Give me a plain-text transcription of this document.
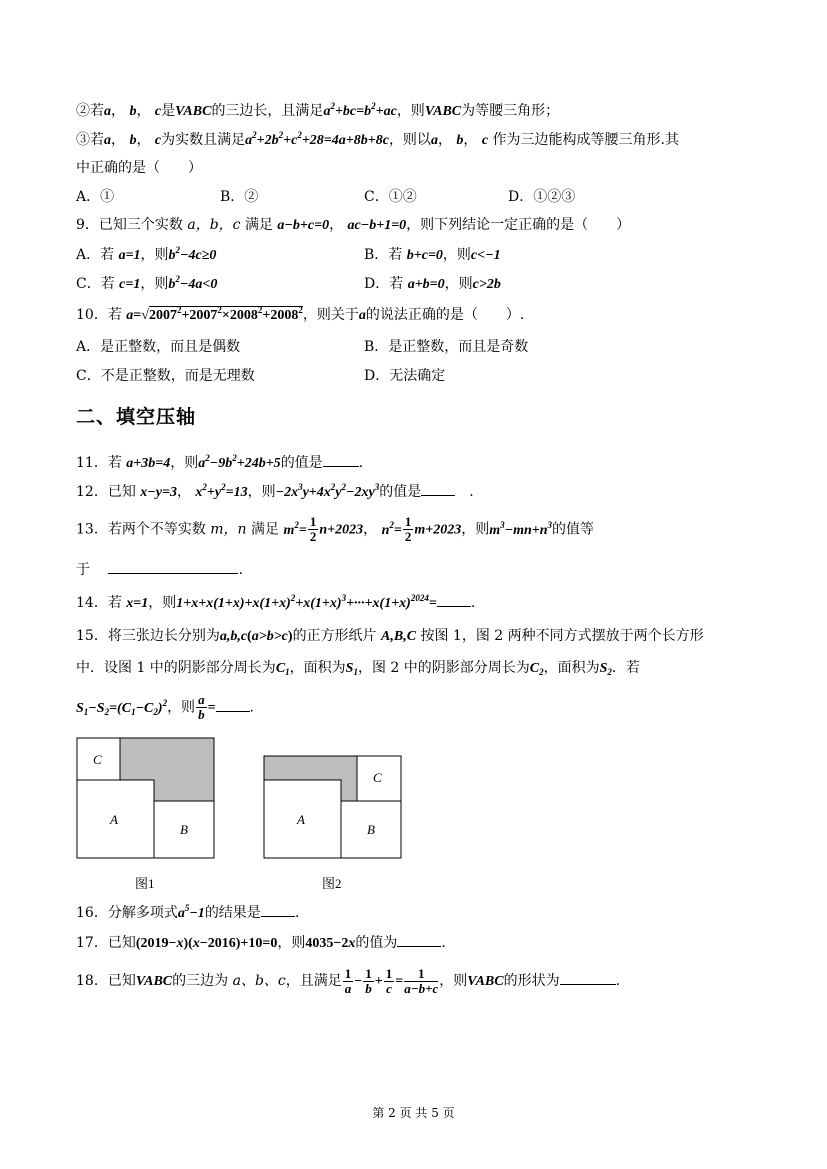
②若a， b， c是VABC的三边长，且满足$a^2+bc=b^2+ac$，则VABC为等腰三角形；
③若a， b， c为实数且满足$a^2+2b^2+c^2+28=4a+8b+8c$，则以a， b， c 作为三边能构成等腰三角形.其
中正确的是（　　）
A．①	B．②	C．①②	D．①②③
9．已知三个实数 a，b，c 满足 a−b+c=0， ac−b+1=0，则下列结论一定正确的是（　　）
A．若 a=1，则$b^2-4c\ge 0$	B．若 b+c=0，则c<−1
C．若 c=1，则$b^2-4a<0$	D．若 a+b=0，则c>2b
10．若 $a=√2007^2+2007^2\times 2008^2+2008^2$，则关于a的说法正确的是（　　）.
A．是正整数，而且是偶数	B．是正整数，而且是奇数
C．不是正整数，而是无理数	D．无法确定
二、填空压轴
11．若 a+3b=4，则$a^2-9b^2+24b+5$的值是	.
12．已知 x−y=3， $x^2+y^2=13$，则$-2x^3y+4x^2y^2-2xy^3$的值是　	.
13．若两个不等实数 m，n 满足 $m^2= \frac{1}{2} n+2023$， $n^2= \frac{1}{2} m+2023$，则$m^3-mn+n^3$的值等
于 　	.
14．若 x=1，则$1+x+x(1+x)+x(1+x)^2+x(1+x)^3+\cdot\cdot\cdot+x(1+x)^{2024}=$ .
15．将三张边长分别为a,b,c(a>b>c)的正方形纸片 A,B,C 按图 1，图 2 两种不同方式摆放于两个长方形
中．设图 1 中的阴影部分周长为$C_1$，面积为$S_1$，图 2 中的阴影部分周长为$C_2$，面积为$S_2$．若
$S_1-S_2=(C_1-C_2)^2$，则 $\frac{a}{b}$ = .
C
A
B
C
A
B
图1	图2
16．分解多项式$a^5-1$的结果是 .
17．已知(2019−x)(x−2016)+10=0，则4035−2x的值为	.
18．已知VABC的三边为 a、b、c，且满足 $\frac{1}{a} - \frac{1}{b} + \frac{1}{c} = \frac{1}{a-b+c}$ ，则VABC的形状为	.
第 2 页 共 5 页
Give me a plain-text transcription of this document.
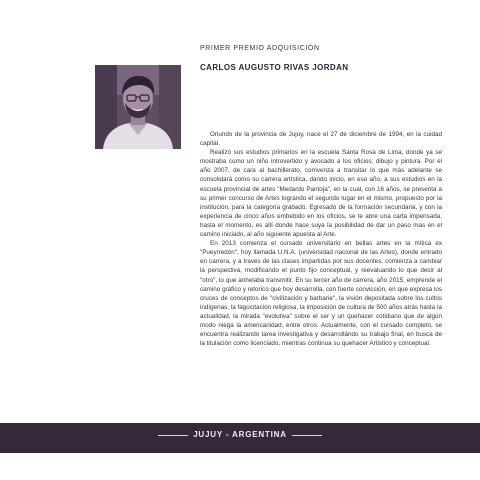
PRIMER PREMIO ADQUISICIÓN

CARLOS AUGUSTO RIVAS JORDAN

Oriundo de la provincia de Jujuy, nace el 27 de diciembre de 1994, en la cuidad capital.

Realizó sus estudios primarios en la escuela Santa Rosa de Lima, donde ya se mostraba como un niño introvertido y avocado a los oficios; dibujo y pintura. Por el año 2007, de cara al bachillerato, comvenza a transitar lo que más adelante se consolidará como su carrera artística, dando inicio, en eso año, a sus estudios en la escuela provincial de artes "Medardo Pantoja", en la cual, con 16 años, se presenta a su primer concurso de Artes logrando el segundo lugar en el mismo, propuesto por la institución, para la categoría grabado. Egresado de la formación secundaria, y con la experiencia de cinco años embebido en los oficios, se le abre una carta impensada, hasta el momento, es allí donde hace suya la posibilidad de dar un paso mas en el camino iniciado, al año siguiente apuesta al Arte.

En 2013 comienza el cursado universitario en bellas artes en la mítica ex "Pueyrredón", hoy llamada U.N.A. (universidad nacional de las Artes), donde entrado en carrera, y a través de las clases impartidas por sus docentes, comienza a cambiar la perspectiva, modificando el punto fijo conceptual, y reevaluando lo que decir al "otro", lo que anhelaba transmitir. En su tercer año de carrera, año 2015, emprende el camino gráfico y retorico que hoy desarrolla, con fuerte convicción, en que expresa los cruces de conceptos de "civilización y barbarie", la visión depositada sobre los cultos indígenas, la fagocitación religiosa, la imposición de cultura de 500 años atrás hasta la actualidad, la mirada "evolutiva" sobre el ser y un quehacer cotidiano que de algún modo niega la americanidad, entre otros. Actualmente, con el cursado completo, se encuentra realizando tarea investigativa y desarrollándo su trabajo final, en busca de la titulación como licenciado, mientras continua su quehacer Artistico y conceptual.

JUJUY - ARGENTINA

Task instructions:
Make an exact copy of every entry above, minus the images.

Full answer:
Give me a plain-text transcription of this document.
②若a， b， c是VABC的三边长，且满足$a^2+bc=b^2+ac$，则VABC为等腰三角形；
③若a， b， c为实数且满足$a^2+2b^2+c^2+28=4a+8b+8c$，则以a， b， c 作为三边能构成等腰三角形.其
中正确的是（　　）
A．①	B．②	C．①②	D．①②③
9．已知三个实数 a，b，c 满足 a−b+c=0， ac−b+1=0，则下列结论一定正确的是（　　）
A．若 a=1，则$b^2-4c\ge 0$	B．若 b+c=0，则c<−1
C．若 c=1，则$b^2-4a<0$	D．若 a+b=0，则c>2b
10．若 $a=√2007^2+2007^2\times 2008^2+2008^2$，则关于a的说法正确的是（　　）.
A．是正整数，而且是偶数	B．是正整数，而且是奇数
C．不是正整数，而是无理数	D．无法确定
二、填空压轴
11．若 a+3b=4，则$a^2-9b^2+24b+5$的值是	.
12．已知 x−y=3， $x^2+y^2=13$，则$-2x^3y+4x^2y^2-2xy^3$的值是　	.
13．若两个不等实数 m，n 满足 $m^2= \frac{1}{2} n+2023$， $n^2= \frac{1}{2} m+2023$，则$m^3-mn+n^3$的值等
于 　	.
14．若 x=1，则$1+x+x(1+x)+x(1+x)^2+x(1+x)^3+\cdot\cdot\cdot+x(1+x)^{2024}=$ .
15．将三张边长分别为a,b,c(a>b>c)的正方形纸片 A,B,C 按图 1，图 2 两种不同方式摆放于两个长方形
中．设图 1 中的阴影部分周长为$C_1$，面积为$S_1$，图 2 中的阴影部分周长为$C_2$，面积为$S_2$．若
$S_1-S_2=(C_1-C_2)^2$，则 $\frac{a}{b}$ = .
C
A
B
C
A
B
图1	图2
16．分解多项式$a^5-1$的结果是 .
17．已知(2019−x)(x−2016)+10=0，则4035−2x的值为	.
18．已知VABC的三边为 a、b、c，且满足 $\frac{1}{a} - \frac{1}{b} + \frac{1}{c} = \frac{1}{a-b+c}$ ，则VABC的形状为	.
第 2 页 共 5 页
Give me a plain-text transcription of this document.
PRIMER PREMIO ADQUISICIÓN

CARLOS AUGUSTO RIVAS JORDAN

Oriundo de la provincia de Jujuy, nace el 27 de diciembre de 1994, en la cuidad capital.

Realizó sus estudios primarios en la escuela Santa Rosa de Lima, donde ya se mostraba como un niño introvertido y avocado a los oficios; dibujo y pintura. Por el año 2007, de cara al bachillerato, comvenza a transitar lo que más adelante se consolidará como su carrera artística, dando inicio, en eso año, a sus estudios en la escuela provincial de artes "Medardo Pantoja", en la cual, con 16 años, se presenta a su primer concurso de Artes logrando el segundo lugar en el mismo, propuesto por la institución, para la categoría grabado. Egresado de la formación secundaria, y con la experiencia de cinco años embebido en los oficios, se le abre una carta impensada, hasta el momento, es allí donde hace suya la posibilidad de dar un paso mas en el camino iniciado, al año siguiente apuesta al Arte.

En 2013 comienza el cursado universitario en bellas artes en la mítica ex "Pueyrredón", hoy llamada U.N.A. (universidad nacional de las Artes), donde entrado en carrera, y a través de las clases impartidas por sus docentes, comienza a cambiar la perspectiva, modificando el punto fijo conceptual, y reevaluando lo que decir al "otro", lo que anhelaba transmitir. En su tercer año de carrera, año 2015, emprende el camino gráfico y retorico que hoy desarrolla, con fuerte convicción, en que expresa los cruces de conceptos de "civilización y barbarie", la visión depositada sobre los cultos indígenas, la fagocitación religiosa, la imposición de cultura de 500 años atrás hasta la actualidad, la mirada "evolutiva" sobre el ser y un quehacer cotidiano que de algún modo niega la americanidad, entre otros. Actualmente, con el cursado completo, se encuentra realizando tarea investigativa y desarrollándo su trabajo final, en busca de la titulación como licenciado, mientras continua su quehacer Artistico y conceptual.

JUJUY - ARGENTINA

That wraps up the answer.